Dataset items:
--- start ---
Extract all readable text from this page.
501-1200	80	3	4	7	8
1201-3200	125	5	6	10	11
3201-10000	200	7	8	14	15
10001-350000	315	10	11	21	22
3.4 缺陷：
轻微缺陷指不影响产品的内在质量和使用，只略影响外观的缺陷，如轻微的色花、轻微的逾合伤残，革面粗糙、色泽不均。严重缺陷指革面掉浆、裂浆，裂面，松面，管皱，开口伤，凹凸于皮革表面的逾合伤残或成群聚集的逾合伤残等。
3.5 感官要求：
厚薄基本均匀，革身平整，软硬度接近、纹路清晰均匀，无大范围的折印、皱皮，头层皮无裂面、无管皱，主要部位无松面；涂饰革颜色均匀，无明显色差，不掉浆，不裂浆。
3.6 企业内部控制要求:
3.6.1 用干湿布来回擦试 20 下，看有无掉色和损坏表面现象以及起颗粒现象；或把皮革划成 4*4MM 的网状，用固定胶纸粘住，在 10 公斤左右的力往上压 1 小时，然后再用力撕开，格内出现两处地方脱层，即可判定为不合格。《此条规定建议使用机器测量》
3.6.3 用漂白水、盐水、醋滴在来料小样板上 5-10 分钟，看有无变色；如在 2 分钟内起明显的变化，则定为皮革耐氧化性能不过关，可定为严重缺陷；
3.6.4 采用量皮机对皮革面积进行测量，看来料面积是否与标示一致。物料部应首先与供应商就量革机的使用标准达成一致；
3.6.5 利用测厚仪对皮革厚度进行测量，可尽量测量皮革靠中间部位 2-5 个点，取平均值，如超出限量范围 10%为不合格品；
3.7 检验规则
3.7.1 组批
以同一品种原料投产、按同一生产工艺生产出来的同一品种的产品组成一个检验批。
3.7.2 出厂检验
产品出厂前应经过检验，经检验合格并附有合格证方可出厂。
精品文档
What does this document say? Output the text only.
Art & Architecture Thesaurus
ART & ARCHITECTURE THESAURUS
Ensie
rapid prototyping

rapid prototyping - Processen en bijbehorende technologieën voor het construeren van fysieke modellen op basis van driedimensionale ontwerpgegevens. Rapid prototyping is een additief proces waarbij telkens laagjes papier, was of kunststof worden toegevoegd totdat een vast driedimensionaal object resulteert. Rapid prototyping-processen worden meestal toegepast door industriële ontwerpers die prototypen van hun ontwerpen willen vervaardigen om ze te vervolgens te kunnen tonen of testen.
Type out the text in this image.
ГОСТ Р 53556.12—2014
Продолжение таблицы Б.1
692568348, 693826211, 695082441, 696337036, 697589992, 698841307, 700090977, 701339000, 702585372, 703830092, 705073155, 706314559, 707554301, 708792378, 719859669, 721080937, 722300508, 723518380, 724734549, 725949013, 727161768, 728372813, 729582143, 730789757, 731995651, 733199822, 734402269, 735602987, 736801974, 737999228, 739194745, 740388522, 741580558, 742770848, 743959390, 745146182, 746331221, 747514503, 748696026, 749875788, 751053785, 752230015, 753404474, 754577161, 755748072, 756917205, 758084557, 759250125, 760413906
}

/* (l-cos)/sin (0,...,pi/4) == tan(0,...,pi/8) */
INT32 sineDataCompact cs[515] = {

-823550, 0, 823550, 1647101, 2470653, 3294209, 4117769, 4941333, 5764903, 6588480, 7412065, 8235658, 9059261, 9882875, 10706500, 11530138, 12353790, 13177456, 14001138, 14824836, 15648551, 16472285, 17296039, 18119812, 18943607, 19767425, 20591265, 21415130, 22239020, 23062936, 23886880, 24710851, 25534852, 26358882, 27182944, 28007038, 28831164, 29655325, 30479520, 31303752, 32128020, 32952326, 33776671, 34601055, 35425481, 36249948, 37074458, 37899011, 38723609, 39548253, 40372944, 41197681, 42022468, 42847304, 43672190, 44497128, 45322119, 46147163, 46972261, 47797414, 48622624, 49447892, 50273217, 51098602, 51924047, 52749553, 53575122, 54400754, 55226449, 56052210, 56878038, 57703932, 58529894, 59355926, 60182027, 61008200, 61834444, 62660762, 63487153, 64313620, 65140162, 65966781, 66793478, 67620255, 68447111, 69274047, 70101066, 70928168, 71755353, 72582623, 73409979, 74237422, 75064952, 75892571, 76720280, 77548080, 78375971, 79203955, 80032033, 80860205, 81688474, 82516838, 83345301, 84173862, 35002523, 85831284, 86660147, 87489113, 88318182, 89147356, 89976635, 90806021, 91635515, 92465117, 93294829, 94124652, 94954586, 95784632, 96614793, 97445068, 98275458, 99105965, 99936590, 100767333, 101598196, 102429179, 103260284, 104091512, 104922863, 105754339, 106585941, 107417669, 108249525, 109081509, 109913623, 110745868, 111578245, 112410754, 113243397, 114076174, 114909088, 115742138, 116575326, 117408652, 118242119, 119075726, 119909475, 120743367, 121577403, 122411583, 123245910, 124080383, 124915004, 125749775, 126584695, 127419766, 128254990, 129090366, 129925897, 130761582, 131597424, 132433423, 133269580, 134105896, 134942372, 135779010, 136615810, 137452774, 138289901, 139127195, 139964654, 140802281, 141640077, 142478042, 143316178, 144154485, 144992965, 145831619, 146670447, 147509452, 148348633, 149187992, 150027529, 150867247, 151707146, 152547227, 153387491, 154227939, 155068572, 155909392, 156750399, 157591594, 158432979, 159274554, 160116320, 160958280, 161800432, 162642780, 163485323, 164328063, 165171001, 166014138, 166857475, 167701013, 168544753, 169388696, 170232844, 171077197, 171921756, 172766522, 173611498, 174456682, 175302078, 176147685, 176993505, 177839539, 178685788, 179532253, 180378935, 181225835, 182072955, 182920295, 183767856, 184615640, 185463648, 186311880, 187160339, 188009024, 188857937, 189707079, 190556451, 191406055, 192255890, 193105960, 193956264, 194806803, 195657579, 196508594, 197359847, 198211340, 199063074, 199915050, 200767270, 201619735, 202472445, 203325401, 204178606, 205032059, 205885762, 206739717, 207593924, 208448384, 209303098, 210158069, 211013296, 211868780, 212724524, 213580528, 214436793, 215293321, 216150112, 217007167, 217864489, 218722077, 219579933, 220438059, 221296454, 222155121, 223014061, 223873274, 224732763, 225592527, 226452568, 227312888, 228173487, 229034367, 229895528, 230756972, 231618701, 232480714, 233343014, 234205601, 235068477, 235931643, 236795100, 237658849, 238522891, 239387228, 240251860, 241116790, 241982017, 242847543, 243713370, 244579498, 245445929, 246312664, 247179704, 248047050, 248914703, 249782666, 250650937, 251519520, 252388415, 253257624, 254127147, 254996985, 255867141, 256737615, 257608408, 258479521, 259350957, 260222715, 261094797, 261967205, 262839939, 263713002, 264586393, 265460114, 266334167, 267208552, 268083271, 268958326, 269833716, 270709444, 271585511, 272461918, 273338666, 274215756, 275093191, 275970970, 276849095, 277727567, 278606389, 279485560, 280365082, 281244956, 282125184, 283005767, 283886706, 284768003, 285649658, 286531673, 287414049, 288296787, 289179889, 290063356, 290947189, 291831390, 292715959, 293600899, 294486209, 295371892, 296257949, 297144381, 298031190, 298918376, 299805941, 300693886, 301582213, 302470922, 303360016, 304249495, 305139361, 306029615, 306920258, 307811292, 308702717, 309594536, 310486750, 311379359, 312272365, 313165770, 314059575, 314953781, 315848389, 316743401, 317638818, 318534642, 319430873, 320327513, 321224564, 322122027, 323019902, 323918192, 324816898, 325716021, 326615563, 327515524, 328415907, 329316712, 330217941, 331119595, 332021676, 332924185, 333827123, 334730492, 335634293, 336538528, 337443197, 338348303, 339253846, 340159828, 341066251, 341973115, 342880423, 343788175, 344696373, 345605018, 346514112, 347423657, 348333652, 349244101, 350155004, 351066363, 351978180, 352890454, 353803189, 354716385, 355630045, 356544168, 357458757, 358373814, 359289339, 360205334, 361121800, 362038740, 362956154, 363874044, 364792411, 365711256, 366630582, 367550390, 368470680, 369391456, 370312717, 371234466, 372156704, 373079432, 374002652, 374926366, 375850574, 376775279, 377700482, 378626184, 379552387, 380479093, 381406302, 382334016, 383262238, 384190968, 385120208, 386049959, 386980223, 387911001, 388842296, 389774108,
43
--- end ---
### WORK INSTRUCTIONS
Using the records above, find and show each line with the string "text".

### OUTPUT OF THE EXERCISE
Extract all readable text from this page.
What does this document say? Output the text only.
Type out the text in this image.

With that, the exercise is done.